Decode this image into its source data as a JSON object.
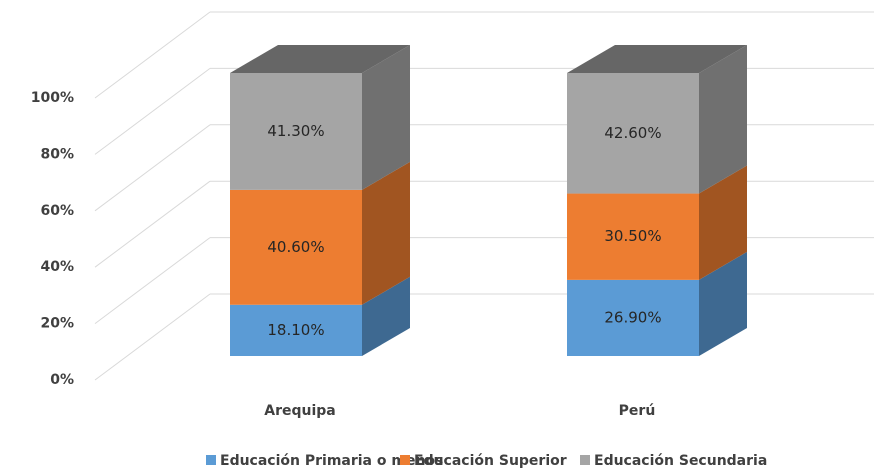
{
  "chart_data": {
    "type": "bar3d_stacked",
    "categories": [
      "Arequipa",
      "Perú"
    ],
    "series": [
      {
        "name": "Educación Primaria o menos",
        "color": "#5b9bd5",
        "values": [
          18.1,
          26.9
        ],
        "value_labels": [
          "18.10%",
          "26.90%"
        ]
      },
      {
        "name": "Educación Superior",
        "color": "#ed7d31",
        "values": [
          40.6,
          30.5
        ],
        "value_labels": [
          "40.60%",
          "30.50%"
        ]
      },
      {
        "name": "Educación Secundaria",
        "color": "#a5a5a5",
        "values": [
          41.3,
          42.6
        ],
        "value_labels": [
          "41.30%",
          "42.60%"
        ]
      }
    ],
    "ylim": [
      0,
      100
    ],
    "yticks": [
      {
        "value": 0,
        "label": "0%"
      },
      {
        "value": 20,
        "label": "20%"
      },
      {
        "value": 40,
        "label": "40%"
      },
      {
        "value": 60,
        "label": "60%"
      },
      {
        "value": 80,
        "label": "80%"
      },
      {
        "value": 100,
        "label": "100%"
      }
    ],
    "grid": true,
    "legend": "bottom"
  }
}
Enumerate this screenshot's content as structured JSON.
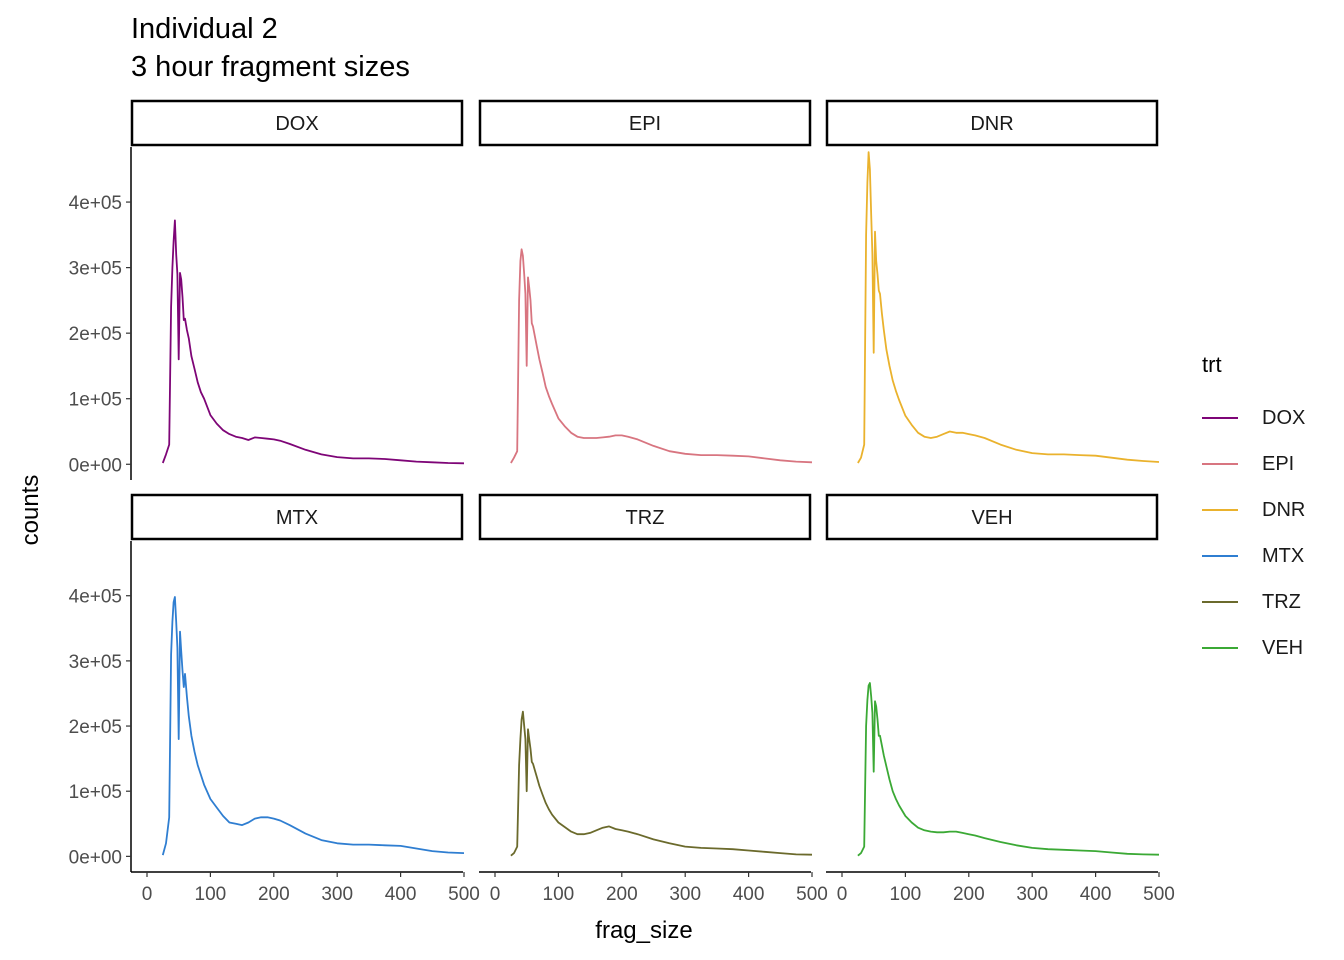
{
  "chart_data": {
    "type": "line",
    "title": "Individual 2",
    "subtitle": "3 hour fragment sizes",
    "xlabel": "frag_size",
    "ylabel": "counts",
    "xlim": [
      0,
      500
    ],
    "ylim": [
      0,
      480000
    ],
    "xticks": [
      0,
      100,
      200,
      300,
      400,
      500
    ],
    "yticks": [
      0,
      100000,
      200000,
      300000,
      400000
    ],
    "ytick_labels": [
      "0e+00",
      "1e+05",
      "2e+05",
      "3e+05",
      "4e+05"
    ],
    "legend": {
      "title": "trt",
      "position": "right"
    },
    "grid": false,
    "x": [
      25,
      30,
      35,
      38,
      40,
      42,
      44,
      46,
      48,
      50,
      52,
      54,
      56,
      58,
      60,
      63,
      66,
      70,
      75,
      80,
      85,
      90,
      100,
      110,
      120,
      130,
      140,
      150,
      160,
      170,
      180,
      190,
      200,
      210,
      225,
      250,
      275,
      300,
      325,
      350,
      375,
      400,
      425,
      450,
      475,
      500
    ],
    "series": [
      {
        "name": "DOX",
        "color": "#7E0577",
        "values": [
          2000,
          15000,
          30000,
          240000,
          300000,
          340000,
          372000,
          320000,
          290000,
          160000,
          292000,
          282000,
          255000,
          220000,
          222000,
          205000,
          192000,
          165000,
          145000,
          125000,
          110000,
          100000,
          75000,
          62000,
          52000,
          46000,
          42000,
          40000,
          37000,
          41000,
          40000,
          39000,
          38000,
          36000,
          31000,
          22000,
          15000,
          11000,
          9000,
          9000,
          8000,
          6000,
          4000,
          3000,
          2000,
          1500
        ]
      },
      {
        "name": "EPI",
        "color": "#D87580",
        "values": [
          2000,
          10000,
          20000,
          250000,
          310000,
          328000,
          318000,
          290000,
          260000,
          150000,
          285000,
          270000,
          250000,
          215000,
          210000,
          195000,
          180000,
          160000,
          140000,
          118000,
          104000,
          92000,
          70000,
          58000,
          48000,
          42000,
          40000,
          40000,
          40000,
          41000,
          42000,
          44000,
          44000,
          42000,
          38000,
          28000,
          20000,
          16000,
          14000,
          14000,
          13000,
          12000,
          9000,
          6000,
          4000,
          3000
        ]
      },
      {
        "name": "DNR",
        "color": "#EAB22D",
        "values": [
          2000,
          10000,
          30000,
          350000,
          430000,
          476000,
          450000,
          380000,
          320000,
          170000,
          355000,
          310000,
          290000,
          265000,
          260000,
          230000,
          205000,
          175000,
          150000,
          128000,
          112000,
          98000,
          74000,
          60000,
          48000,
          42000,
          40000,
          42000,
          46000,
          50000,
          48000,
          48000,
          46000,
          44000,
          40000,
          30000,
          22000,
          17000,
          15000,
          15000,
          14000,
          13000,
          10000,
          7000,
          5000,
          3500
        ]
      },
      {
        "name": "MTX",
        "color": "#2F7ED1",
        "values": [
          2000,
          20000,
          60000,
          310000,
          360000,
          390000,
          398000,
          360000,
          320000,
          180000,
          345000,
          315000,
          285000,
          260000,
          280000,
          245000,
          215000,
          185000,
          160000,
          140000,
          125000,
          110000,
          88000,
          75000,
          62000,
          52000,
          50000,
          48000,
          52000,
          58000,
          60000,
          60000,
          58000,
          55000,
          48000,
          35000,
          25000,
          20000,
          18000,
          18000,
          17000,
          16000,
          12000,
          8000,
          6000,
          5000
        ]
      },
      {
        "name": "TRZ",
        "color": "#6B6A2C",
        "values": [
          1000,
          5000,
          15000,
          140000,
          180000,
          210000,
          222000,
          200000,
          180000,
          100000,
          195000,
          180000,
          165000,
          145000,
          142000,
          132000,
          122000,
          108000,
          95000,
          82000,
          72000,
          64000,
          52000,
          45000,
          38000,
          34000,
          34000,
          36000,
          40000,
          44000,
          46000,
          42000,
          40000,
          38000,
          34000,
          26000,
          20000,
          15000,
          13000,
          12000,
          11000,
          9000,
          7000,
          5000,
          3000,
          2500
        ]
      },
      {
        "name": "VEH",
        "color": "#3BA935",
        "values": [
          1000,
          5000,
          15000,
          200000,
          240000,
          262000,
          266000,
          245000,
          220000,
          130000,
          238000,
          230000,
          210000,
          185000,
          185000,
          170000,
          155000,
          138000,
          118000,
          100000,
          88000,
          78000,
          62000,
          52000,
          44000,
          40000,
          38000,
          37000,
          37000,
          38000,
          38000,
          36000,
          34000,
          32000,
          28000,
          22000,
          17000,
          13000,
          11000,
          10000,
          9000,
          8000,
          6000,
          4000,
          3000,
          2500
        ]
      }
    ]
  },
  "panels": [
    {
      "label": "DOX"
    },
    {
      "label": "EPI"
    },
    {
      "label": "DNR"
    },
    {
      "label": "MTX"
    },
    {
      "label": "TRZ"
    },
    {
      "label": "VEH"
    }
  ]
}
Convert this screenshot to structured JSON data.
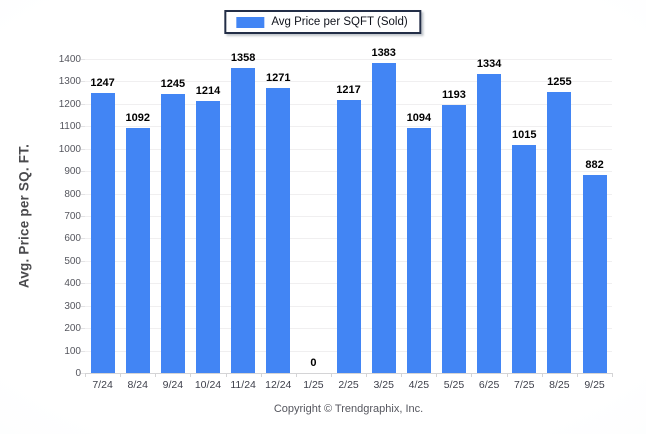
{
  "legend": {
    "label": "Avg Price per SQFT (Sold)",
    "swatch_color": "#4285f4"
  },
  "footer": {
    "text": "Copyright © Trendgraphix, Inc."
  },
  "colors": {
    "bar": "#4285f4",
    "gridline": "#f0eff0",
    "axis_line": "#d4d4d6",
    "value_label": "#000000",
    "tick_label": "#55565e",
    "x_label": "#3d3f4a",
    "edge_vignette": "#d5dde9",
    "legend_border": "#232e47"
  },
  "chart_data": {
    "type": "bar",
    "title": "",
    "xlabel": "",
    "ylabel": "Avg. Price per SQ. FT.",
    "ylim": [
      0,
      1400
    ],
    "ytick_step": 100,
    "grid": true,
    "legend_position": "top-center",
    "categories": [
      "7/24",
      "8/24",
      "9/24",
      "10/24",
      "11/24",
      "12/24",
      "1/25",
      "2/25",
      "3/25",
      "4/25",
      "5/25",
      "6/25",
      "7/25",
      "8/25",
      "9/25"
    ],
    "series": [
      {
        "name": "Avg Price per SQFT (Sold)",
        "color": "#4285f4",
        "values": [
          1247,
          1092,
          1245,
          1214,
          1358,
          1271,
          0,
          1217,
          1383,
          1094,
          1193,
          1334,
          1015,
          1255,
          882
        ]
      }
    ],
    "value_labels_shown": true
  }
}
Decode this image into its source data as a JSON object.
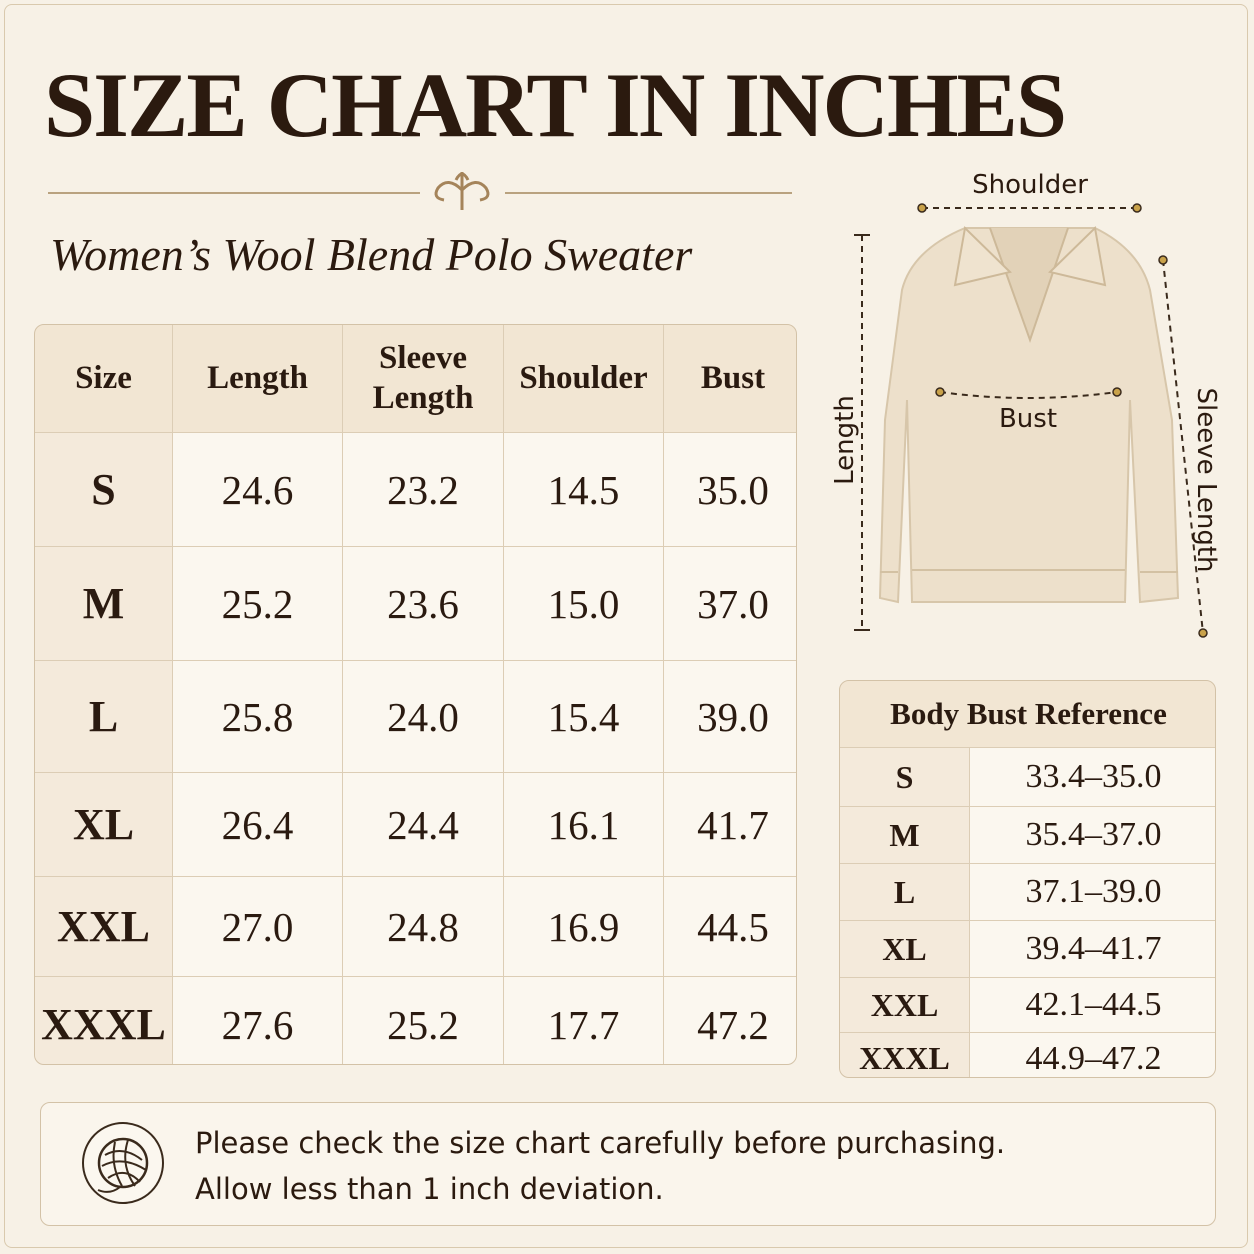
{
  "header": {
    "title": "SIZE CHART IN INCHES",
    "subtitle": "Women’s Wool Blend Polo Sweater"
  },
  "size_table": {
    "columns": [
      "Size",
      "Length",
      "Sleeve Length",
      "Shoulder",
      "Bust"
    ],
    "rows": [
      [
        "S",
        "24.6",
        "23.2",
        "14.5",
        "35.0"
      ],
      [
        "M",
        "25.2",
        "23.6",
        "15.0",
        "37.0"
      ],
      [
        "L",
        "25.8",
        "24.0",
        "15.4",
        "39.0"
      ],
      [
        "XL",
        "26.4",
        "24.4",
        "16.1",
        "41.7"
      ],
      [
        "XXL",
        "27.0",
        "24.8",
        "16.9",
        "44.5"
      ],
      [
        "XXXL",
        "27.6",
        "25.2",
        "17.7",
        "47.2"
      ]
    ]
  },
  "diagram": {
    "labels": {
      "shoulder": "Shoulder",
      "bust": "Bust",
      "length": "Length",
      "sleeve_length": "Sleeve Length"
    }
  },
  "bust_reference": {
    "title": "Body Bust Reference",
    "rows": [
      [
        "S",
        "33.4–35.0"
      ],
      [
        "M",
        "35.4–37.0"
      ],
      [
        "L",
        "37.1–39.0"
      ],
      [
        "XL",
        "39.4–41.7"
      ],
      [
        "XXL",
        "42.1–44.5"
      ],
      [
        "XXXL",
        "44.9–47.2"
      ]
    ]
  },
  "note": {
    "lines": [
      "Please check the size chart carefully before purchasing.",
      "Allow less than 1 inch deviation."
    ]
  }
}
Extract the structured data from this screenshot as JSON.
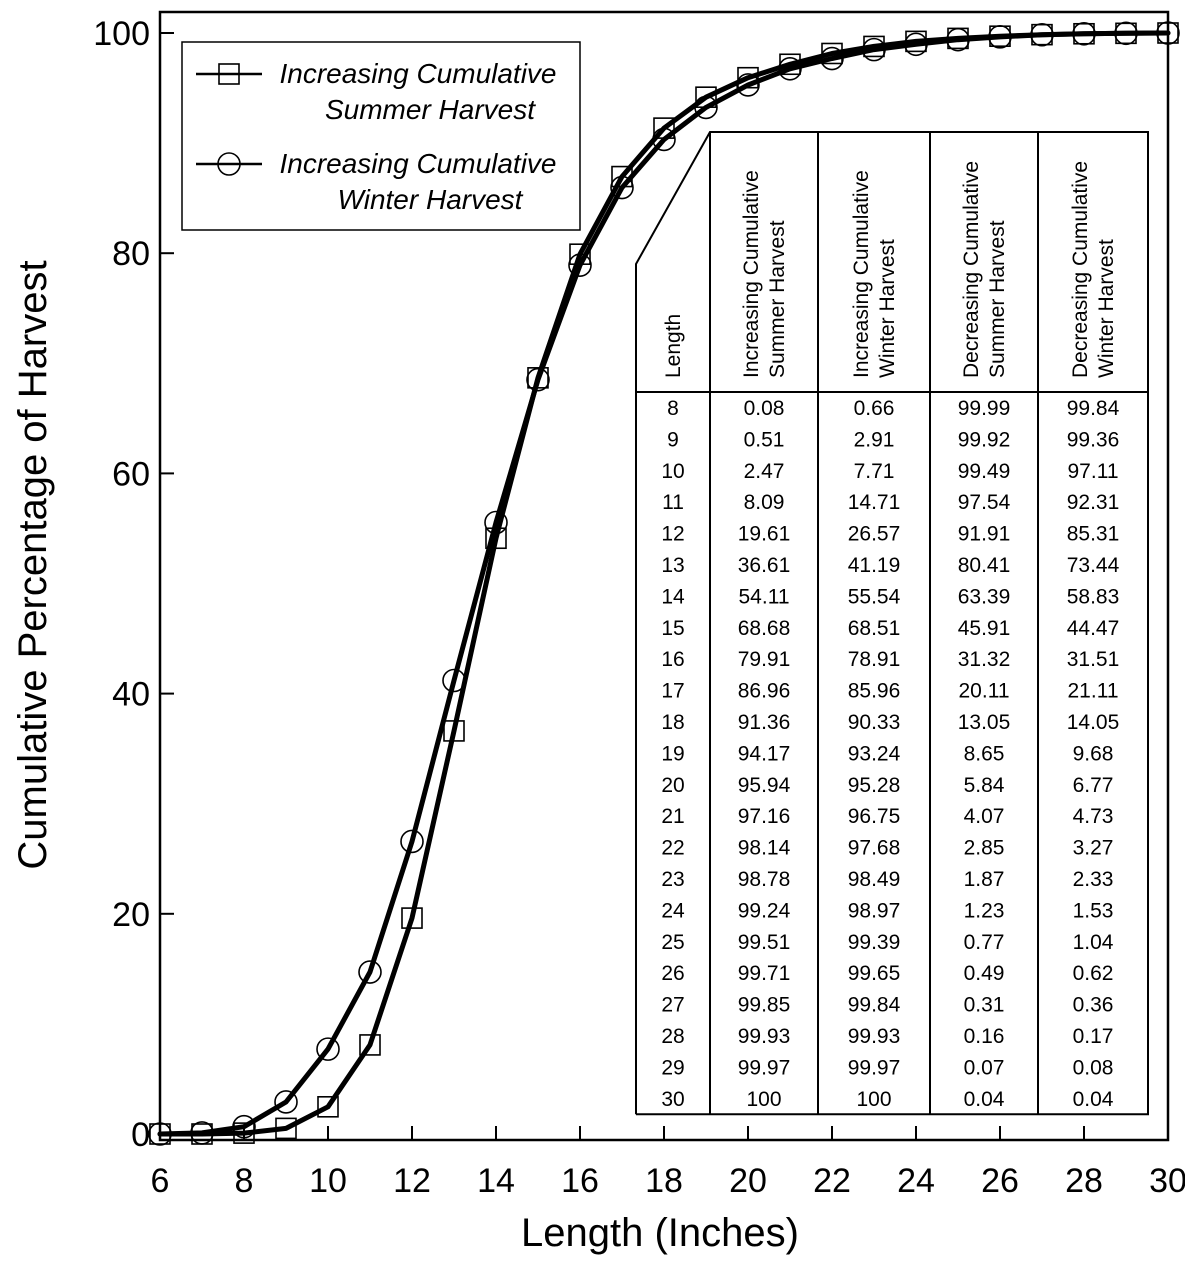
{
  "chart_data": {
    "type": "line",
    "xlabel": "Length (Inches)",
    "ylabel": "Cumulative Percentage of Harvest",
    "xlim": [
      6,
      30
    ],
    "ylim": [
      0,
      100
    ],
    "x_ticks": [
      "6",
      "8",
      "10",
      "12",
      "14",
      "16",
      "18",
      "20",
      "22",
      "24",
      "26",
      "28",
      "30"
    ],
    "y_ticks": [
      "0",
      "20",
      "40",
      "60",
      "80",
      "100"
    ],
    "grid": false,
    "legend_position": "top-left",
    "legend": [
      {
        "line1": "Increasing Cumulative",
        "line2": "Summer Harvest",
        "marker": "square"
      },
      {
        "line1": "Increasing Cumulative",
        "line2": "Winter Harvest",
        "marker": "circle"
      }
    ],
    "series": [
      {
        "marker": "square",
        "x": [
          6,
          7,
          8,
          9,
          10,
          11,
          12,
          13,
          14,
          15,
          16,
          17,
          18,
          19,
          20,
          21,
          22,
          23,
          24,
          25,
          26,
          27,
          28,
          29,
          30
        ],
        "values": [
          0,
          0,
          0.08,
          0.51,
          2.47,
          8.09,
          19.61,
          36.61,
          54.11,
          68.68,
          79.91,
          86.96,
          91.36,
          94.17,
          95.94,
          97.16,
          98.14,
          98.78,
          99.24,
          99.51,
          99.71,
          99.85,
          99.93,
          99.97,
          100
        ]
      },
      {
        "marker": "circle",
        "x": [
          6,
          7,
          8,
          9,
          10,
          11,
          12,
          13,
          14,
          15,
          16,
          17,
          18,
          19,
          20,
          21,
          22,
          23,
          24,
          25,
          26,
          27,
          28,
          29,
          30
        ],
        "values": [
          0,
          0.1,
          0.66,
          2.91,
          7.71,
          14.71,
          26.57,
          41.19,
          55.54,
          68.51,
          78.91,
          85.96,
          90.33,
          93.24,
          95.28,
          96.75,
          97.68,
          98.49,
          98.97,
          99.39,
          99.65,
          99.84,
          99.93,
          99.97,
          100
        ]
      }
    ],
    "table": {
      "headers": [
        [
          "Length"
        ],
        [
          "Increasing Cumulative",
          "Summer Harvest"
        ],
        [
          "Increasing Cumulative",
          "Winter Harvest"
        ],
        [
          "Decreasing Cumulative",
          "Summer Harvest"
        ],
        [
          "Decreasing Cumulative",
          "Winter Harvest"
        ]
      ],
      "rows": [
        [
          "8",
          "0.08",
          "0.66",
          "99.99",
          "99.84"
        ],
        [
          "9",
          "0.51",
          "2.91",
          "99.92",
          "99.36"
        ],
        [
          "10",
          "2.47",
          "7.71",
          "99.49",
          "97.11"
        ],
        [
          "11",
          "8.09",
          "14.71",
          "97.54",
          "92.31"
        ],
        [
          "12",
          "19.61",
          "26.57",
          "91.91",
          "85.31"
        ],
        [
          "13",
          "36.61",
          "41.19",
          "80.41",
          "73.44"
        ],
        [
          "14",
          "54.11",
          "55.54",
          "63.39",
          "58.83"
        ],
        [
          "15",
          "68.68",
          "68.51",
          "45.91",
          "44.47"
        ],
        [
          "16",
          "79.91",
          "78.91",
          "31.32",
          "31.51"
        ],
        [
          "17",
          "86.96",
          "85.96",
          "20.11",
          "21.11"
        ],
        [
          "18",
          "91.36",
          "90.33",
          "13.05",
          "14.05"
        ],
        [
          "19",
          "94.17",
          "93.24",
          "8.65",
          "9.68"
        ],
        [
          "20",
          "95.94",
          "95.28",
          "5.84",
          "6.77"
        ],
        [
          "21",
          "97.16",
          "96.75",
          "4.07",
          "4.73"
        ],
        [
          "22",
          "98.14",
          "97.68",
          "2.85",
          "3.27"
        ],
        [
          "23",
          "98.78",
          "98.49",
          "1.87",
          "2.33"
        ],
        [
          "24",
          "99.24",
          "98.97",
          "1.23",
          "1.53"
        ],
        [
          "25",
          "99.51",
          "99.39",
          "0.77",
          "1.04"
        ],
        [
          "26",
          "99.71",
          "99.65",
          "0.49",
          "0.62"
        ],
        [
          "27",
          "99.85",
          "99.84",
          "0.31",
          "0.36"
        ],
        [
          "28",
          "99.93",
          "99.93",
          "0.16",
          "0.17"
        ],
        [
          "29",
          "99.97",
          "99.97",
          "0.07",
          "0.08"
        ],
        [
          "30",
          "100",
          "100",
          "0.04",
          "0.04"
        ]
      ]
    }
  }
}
● ● ● ● ● ● ●
### [Short task]
Go through the entries above and pull out each line with "name" in it.

### [Result below]
        "name": "Educación Primaria o menos",
        "name": "Educación Superior",
        "name": "Educación Secundaria",
        "name": "DOX",
        "name": "EPI",
        "name": "DNR",
        "name": "MTX",
        "name": "TRZ",
        "name": "VEH",
        "name": "Avg Price per SQFT (Sold)",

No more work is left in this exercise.